# DO THIS
Records follow. Copy every line with "name".

# SUPPLIED DATA

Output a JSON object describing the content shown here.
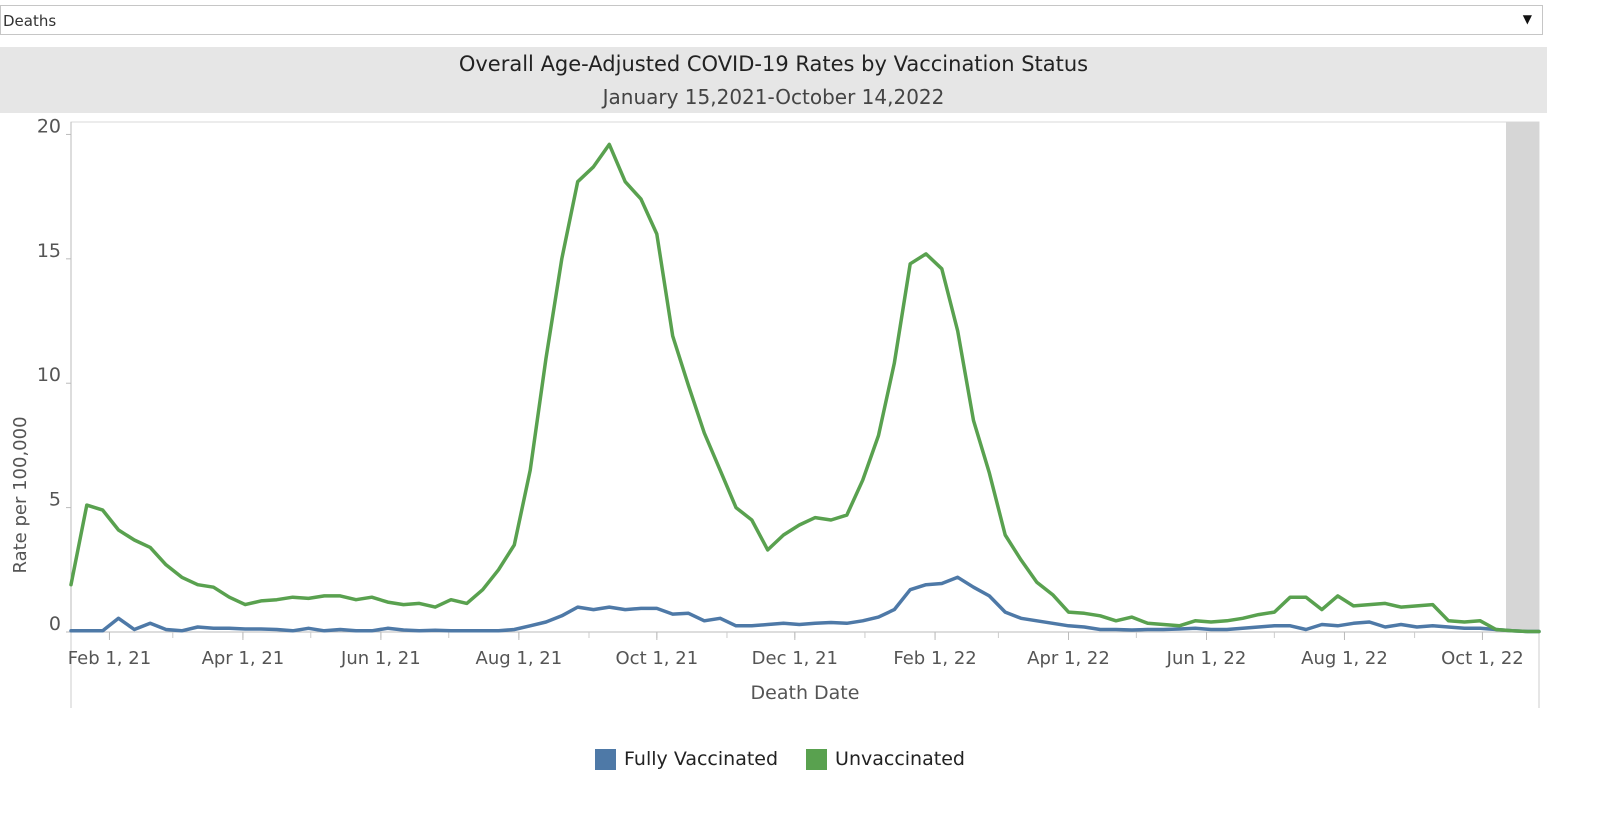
{
  "filter": {
    "value": "Deaths"
  },
  "chart_data": {
    "type": "line",
    "title": "Overall Age-Adjusted COVID-19 Rates by Vaccination Status",
    "subtitle": "January 15,2021-October 14,2022",
    "xlabel": "Death Date",
    "ylabel": "Rate per 100,000",
    "ylim": [
      0,
      20.5
    ],
    "yticks": [
      0,
      5,
      10,
      15,
      20
    ],
    "xlim": [
      "2021-01-15",
      "2022-10-26"
    ],
    "xticks": [
      {
        "date": "2021-02-01",
        "label": "Feb 1, 21"
      },
      {
        "date": "2021-04-01",
        "label": "Apr 1, 21"
      },
      {
        "date": "2021-06-01",
        "label": "Jun 1, 21"
      },
      {
        "date": "2021-08-01",
        "label": "Aug 1, 21"
      },
      {
        "date": "2021-10-01",
        "label": "Oct 1, 21"
      },
      {
        "date": "2021-12-01",
        "label": "Dec 1, 21"
      },
      {
        "date": "2022-02-01",
        "label": "Feb 1, 22"
      },
      {
        "date": "2022-04-01",
        "label": "Apr 1, 22"
      },
      {
        "date": "2022-06-01",
        "label": "Jun 1, 22"
      },
      {
        "date": "2022-08-01",
        "label": "Aug 1, 22"
      },
      {
        "date": "2022-10-01",
        "label": "Oct 1, 22"
      }
    ],
    "grid": false,
    "legend_position": "bottom",
    "series": [
      {
        "name": "Fully Vaccinated",
        "color": "#4e79a7",
        "points": [
          [
            "2021-01-15",
            0.05
          ],
          [
            "2021-01-22",
            0.05
          ],
          [
            "2021-01-29",
            0.05
          ],
          [
            "2021-02-05",
            0.55
          ],
          [
            "2021-02-12",
            0.1
          ],
          [
            "2021-02-19",
            0.35
          ],
          [
            "2021-02-26",
            0.1
          ],
          [
            "2021-03-05",
            0.05
          ],
          [
            "2021-03-12",
            0.2
          ],
          [
            "2021-03-19",
            0.15
          ],
          [
            "2021-03-26",
            0.15
          ],
          [
            "2021-04-02",
            0.12
          ],
          [
            "2021-04-09",
            0.12
          ],
          [
            "2021-04-16",
            0.1
          ],
          [
            "2021-04-23",
            0.05
          ],
          [
            "2021-04-30",
            0.15
          ],
          [
            "2021-05-07",
            0.05
          ],
          [
            "2021-05-14",
            0.1
          ],
          [
            "2021-05-21",
            0.05
          ],
          [
            "2021-05-28",
            0.05
          ],
          [
            "2021-06-04",
            0.15
          ],
          [
            "2021-06-11",
            0.08
          ],
          [
            "2021-06-18",
            0.05
          ],
          [
            "2021-06-25",
            0.07
          ],
          [
            "2021-07-02",
            0.05
          ],
          [
            "2021-07-09",
            0.05
          ],
          [
            "2021-07-16",
            0.05
          ],
          [
            "2021-07-23",
            0.05
          ],
          [
            "2021-07-30",
            0.1
          ],
          [
            "2021-08-06",
            0.25
          ],
          [
            "2021-08-13",
            0.4
          ],
          [
            "2021-08-20",
            0.65
          ],
          [
            "2021-08-27",
            1.0
          ],
          [
            "2021-09-03",
            0.9
          ],
          [
            "2021-09-10",
            1.0
          ],
          [
            "2021-09-17",
            0.9
          ],
          [
            "2021-09-24",
            0.95
          ],
          [
            "2021-10-01",
            0.95
          ],
          [
            "2021-10-08",
            0.72
          ],
          [
            "2021-10-15",
            0.75
          ],
          [
            "2021-10-22",
            0.45
          ],
          [
            "2021-10-29",
            0.55
          ],
          [
            "2021-11-05",
            0.25
          ],
          [
            "2021-11-12",
            0.25
          ],
          [
            "2021-11-19",
            0.3
          ],
          [
            "2021-11-26",
            0.35
          ],
          [
            "2021-12-03",
            0.3
          ],
          [
            "2021-12-10",
            0.35
          ],
          [
            "2021-12-17",
            0.38
          ],
          [
            "2021-12-24",
            0.35
          ],
          [
            "2021-12-31",
            0.45
          ],
          [
            "2022-01-07",
            0.6
          ],
          [
            "2022-01-14",
            0.9
          ],
          [
            "2022-01-21",
            1.7
          ],
          [
            "2022-01-28",
            1.9
          ],
          [
            "2022-02-04",
            1.95
          ],
          [
            "2022-02-11",
            2.2
          ],
          [
            "2022-02-18",
            1.8
          ],
          [
            "2022-02-25",
            1.45
          ],
          [
            "2022-03-04",
            0.8
          ],
          [
            "2022-03-11",
            0.55
          ],
          [
            "2022-03-18",
            0.45
          ],
          [
            "2022-03-25",
            0.35
          ],
          [
            "2022-04-01",
            0.25
          ],
          [
            "2022-04-08",
            0.2
          ],
          [
            "2022-04-15",
            0.1
          ],
          [
            "2022-04-22",
            0.1
          ],
          [
            "2022-04-29",
            0.08
          ],
          [
            "2022-05-06",
            0.1
          ],
          [
            "2022-05-13",
            0.1
          ],
          [
            "2022-05-20",
            0.12
          ],
          [
            "2022-05-27",
            0.15
          ],
          [
            "2022-06-03",
            0.1
          ],
          [
            "2022-06-10",
            0.1
          ],
          [
            "2022-06-17",
            0.15
          ],
          [
            "2022-06-24",
            0.2
          ],
          [
            "2022-07-01",
            0.25
          ],
          [
            "2022-07-08",
            0.25
          ],
          [
            "2022-07-15",
            0.1
          ],
          [
            "2022-07-22",
            0.3
          ],
          [
            "2022-07-29",
            0.25
          ],
          [
            "2022-08-05",
            0.35
          ],
          [
            "2022-08-12",
            0.4
          ],
          [
            "2022-08-19",
            0.2
          ],
          [
            "2022-08-26",
            0.3
          ],
          [
            "2022-09-02",
            0.2
          ],
          [
            "2022-09-09",
            0.25
          ],
          [
            "2022-09-16",
            0.2
          ],
          [
            "2022-09-23",
            0.15
          ],
          [
            "2022-09-30",
            0.15
          ],
          [
            "2022-10-07",
            0.1
          ],
          [
            "2022-10-14",
            0.05
          ],
          [
            "2022-10-21",
            0.02
          ],
          [
            "2022-10-26",
            0.02
          ]
        ]
      },
      {
        "name": "Unvaccinated",
        "color": "#59a14f",
        "points": [
          [
            "2021-01-15",
            1.9
          ],
          [
            "2021-01-22",
            5.1
          ],
          [
            "2021-01-29",
            4.9
          ],
          [
            "2021-02-05",
            4.1
          ],
          [
            "2021-02-12",
            3.7
          ],
          [
            "2021-02-19",
            3.4
          ],
          [
            "2021-02-26",
            2.7
          ],
          [
            "2021-03-05",
            2.2
          ],
          [
            "2021-03-12",
            1.9
          ],
          [
            "2021-03-19",
            1.8
          ],
          [
            "2021-03-26",
            1.4
          ],
          [
            "2021-04-02",
            1.1
          ],
          [
            "2021-04-09",
            1.25
          ],
          [
            "2021-04-16",
            1.3
          ],
          [
            "2021-04-23",
            1.4
          ],
          [
            "2021-04-30",
            1.35
          ],
          [
            "2021-05-07",
            1.45
          ],
          [
            "2021-05-14",
            1.45
          ],
          [
            "2021-05-21",
            1.3
          ],
          [
            "2021-05-28",
            1.4
          ],
          [
            "2021-06-04",
            1.2
          ],
          [
            "2021-06-11",
            1.1
          ],
          [
            "2021-06-18",
            1.15
          ],
          [
            "2021-06-25",
            1.0
          ],
          [
            "2021-07-02",
            1.3
          ],
          [
            "2021-07-09",
            1.15
          ],
          [
            "2021-07-16",
            1.7
          ],
          [
            "2021-07-23",
            2.5
          ],
          [
            "2021-07-30",
            3.5
          ],
          [
            "2021-08-06",
            6.5
          ],
          [
            "2021-08-13",
            11.0
          ],
          [
            "2021-08-20",
            15.0
          ],
          [
            "2021-08-27",
            18.1
          ],
          [
            "2021-09-03",
            18.7
          ],
          [
            "2021-09-10",
            19.6
          ],
          [
            "2021-09-17",
            18.1
          ],
          [
            "2021-09-24",
            17.4
          ],
          [
            "2021-10-01",
            16.0
          ],
          [
            "2021-10-08",
            11.9
          ],
          [
            "2021-10-15",
            9.9
          ],
          [
            "2021-10-22",
            8.0
          ],
          [
            "2021-10-29",
            6.5
          ],
          [
            "2021-11-05",
            5.0
          ],
          [
            "2021-11-12",
            4.5
          ],
          [
            "2021-11-19",
            3.3
          ],
          [
            "2021-11-26",
            3.9
          ],
          [
            "2021-12-03",
            4.3
          ],
          [
            "2021-12-10",
            4.6
          ],
          [
            "2021-12-17",
            4.5
          ],
          [
            "2021-12-24",
            4.7
          ],
          [
            "2021-12-31",
            6.1
          ],
          [
            "2022-01-07",
            7.9
          ],
          [
            "2022-01-14",
            10.8
          ],
          [
            "2022-01-21",
            14.8
          ],
          [
            "2022-01-28",
            15.2
          ],
          [
            "2022-02-04",
            14.6
          ],
          [
            "2022-02-11",
            12.1
          ],
          [
            "2022-02-18",
            8.5
          ],
          [
            "2022-02-25",
            6.4
          ],
          [
            "2022-03-04",
            3.9
          ],
          [
            "2022-03-11",
            2.9
          ],
          [
            "2022-03-18",
            2.0
          ],
          [
            "2022-03-25",
            1.5
          ],
          [
            "2022-04-01",
            0.8
          ],
          [
            "2022-04-08",
            0.75
          ],
          [
            "2022-04-15",
            0.65
          ],
          [
            "2022-04-22",
            0.45
          ],
          [
            "2022-04-29",
            0.6
          ],
          [
            "2022-05-06",
            0.35
          ],
          [
            "2022-05-13",
            0.3
          ],
          [
            "2022-05-20",
            0.25
          ],
          [
            "2022-05-27",
            0.45
          ],
          [
            "2022-06-03",
            0.4
          ],
          [
            "2022-06-10",
            0.45
          ],
          [
            "2022-06-17",
            0.55
          ],
          [
            "2022-06-24",
            0.7
          ],
          [
            "2022-07-01",
            0.8
          ],
          [
            "2022-07-08",
            1.4
          ],
          [
            "2022-07-15",
            1.4
          ],
          [
            "2022-07-22",
            0.9
          ],
          [
            "2022-07-29",
            1.45
          ],
          [
            "2022-08-05",
            1.05
          ],
          [
            "2022-08-12",
            1.1
          ],
          [
            "2022-08-19",
            1.15
          ],
          [
            "2022-08-26",
            1.0
          ],
          [
            "2022-09-02",
            1.05
          ],
          [
            "2022-09-09",
            1.1
          ],
          [
            "2022-09-16",
            0.45
          ],
          [
            "2022-09-23",
            0.4
          ],
          [
            "2022-09-30",
            0.45
          ],
          [
            "2022-10-07",
            0.1
          ],
          [
            "2022-10-14",
            0.05
          ],
          [
            "2022-10-21",
            0.02
          ],
          [
            "2022-10-26",
            0.02
          ]
        ]
      }
    ]
  }
}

# PROBLEM SOLUTION
        "name": "Fully Vaccinated",
        "name": "Unvaccinated",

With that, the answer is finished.